What to produce >> Output each line of the material exactly as it stands.

Entries shown >>
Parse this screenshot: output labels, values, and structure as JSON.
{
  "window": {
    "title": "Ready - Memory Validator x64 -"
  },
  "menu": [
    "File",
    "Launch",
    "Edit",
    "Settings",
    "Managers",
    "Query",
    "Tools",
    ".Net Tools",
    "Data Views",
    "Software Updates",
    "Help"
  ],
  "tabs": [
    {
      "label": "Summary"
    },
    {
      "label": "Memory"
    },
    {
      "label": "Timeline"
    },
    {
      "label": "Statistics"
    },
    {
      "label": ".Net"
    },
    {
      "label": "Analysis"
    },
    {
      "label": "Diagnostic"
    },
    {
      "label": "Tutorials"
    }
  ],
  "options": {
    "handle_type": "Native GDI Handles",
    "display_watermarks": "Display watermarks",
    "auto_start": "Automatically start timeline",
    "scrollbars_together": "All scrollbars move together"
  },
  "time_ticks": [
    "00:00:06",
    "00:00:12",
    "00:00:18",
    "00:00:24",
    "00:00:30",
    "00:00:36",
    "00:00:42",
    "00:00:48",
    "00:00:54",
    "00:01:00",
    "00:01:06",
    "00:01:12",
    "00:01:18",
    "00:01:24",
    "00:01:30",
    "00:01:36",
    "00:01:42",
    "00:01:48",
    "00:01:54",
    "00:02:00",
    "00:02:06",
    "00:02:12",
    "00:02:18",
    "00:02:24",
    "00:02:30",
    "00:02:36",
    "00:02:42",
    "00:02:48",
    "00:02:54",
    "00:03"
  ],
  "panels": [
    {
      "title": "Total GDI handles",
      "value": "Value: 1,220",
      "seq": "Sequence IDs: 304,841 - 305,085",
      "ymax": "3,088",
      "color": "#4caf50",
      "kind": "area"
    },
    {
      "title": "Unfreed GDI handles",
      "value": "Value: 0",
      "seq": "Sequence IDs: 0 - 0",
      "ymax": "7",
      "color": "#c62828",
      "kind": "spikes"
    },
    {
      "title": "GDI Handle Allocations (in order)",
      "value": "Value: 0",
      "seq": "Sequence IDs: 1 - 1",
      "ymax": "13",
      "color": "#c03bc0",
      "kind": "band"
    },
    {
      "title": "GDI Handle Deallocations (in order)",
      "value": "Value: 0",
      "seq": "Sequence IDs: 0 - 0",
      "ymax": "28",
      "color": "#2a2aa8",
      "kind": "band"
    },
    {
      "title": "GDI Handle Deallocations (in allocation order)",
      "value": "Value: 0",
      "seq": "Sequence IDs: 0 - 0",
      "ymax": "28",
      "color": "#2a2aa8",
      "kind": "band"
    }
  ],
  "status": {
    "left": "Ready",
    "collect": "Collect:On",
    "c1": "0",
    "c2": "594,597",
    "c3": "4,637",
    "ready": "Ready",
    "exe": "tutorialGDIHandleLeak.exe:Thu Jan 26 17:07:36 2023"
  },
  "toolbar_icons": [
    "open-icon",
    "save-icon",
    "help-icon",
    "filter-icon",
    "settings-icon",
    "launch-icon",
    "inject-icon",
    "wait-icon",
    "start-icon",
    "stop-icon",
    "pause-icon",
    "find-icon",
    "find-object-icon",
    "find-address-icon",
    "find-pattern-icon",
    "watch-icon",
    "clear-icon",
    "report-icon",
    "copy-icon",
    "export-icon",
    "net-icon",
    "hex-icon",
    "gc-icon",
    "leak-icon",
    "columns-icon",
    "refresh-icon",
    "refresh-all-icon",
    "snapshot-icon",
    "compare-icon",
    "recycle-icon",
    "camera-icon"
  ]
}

Solution to this exercise >>
Parse this screenshot: output labels, values, and structure as JSON.
{
  "window": {
    "title": "Ready - Memory Validator x64 -"
  },
  "menu": [
    "File",
    "Launch",
    "Edit",
    "Settings",
    "Managers",
    "Query",
    "Tools",
    ".Net Tools",
    "Data Views",
    "Software Updates",
    "Help"
  ],
  "tabs": [
    {
      "label": "Summary"
    },
    {
      "label": "Memory"
    },
    {
      "label": "Timeline"
    },
    {
      "label": "Statistics"
    },
    {
      "label": ".Net"
    },
    {
      "label": "Analysis"
    },
    {
      "label": "Diagnostic"
    },
    {
      "label": "Tutorials"
    }
  ],
  "options": {
    "handle_type": "Native GDI Handles",
    "display_watermarks": "Display watermarks",
    "auto_start": "Automatically start timeline",
    "scrollbars_together": "All scrollbars move together"
  },
  "time_ticks": [
    "00:00:06",
    "00:00:12",
    "00:00:18",
    "00:00:24",
    "00:00:30",
    "00:00:36",
    "00:00:42",
    "00:00:48",
    "00:00:54",
    "00:01:00",
    "00:01:06",
    "00:01:12",
    "00:01:18",
    "00:01:24",
    "00:01:30",
    "00:01:36",
    "00:01:42",
    "00:01:48",
    "00:01:54",
    "00:02:00",
    "00:02:06",
    "00:02:12",
    "00:02:18",
    "00:02:24",
    "00:02:30",
    "00:02:36",
    "00:02:42",
    "00:02:48",
    "00:02:54",
    "00:03"
  ],
  "panels": [
    {
      "title": "Total GDI handles",
      "value": "Value: 1,220",
      "seq": "Sequence IDs: 304,841 - 305,085",
      "ymax": "3,088",
      "color": "#4caf50",
      "kind": "area"
    },
    {
      "title": "Unfreed GDI handles",
      "value": "Value: 0",
      "seq": "Sequence IDs: 0 - 0",
      "ymax": "7",
      "color": "#c62828",
      "kind": "spikes"
    },
    {
      "title": "GDI Handle Allocations (in order)",
      "value": "Value: 0",
      "seq": "Sequence IDs: 1 - 1",
      "ymax": "13",
      "color": "#c03bc0",
      "kind": "band"
    },
    {
      "title": "GDI Handle Deallocations (in order)",
      "value": "Value: 0",
      "seq": "Sequence IDs: 0 - 0",
      "ymax": "28",
      "color": "#2a2aa8",
      "kind": "band"
    },
    {
      "title": "GDI Handle Deallocations (in allocation order)",
      "value": "Value: 0",
      "seq": "Sequence IDs: 0 - 0",
      "ymax": "28",
      "color": "#2a2aa8",
      "kind": "band"
    }
  ],
  "status": {
    "left": "Ready",
    "collect": "Collect:On",
    "c1": "0",
    "c2": "594,597",
    "c3": "4,637",
    "ready": "Ready",
    "exe": "tutorialGDIHandleLeak.exe:Thu Jan 26 17:07:36 2023"
  },
  "toolbar_icons": [
    "open-icon",
    "save-icon",
    "help-icon",
    "filter-icon",
    "settings-icon",
    "launch-icon",
    "inject-icon",
    "wait-icon",
    "start-icon",
    "stop-icon",
    "pause-icon",
    "find-icon",
    "find-object-icon",
    "find-address-icon",
    "find-pattern-icon",
    "watch-icon",
    "clear-icon",
    "report-icon",
    "copy-icon",
    "export-icon",
    "net-icon",
    "hex-icon",
    "gc-icon",
    "leak-icon",
    "columns-icon",
    "refresh-icon",
    "refresh-all-icon",
    "snapshot-icon",
    "compare-icon",
    "recycle-icon",
    "camera-icon"
  ]
}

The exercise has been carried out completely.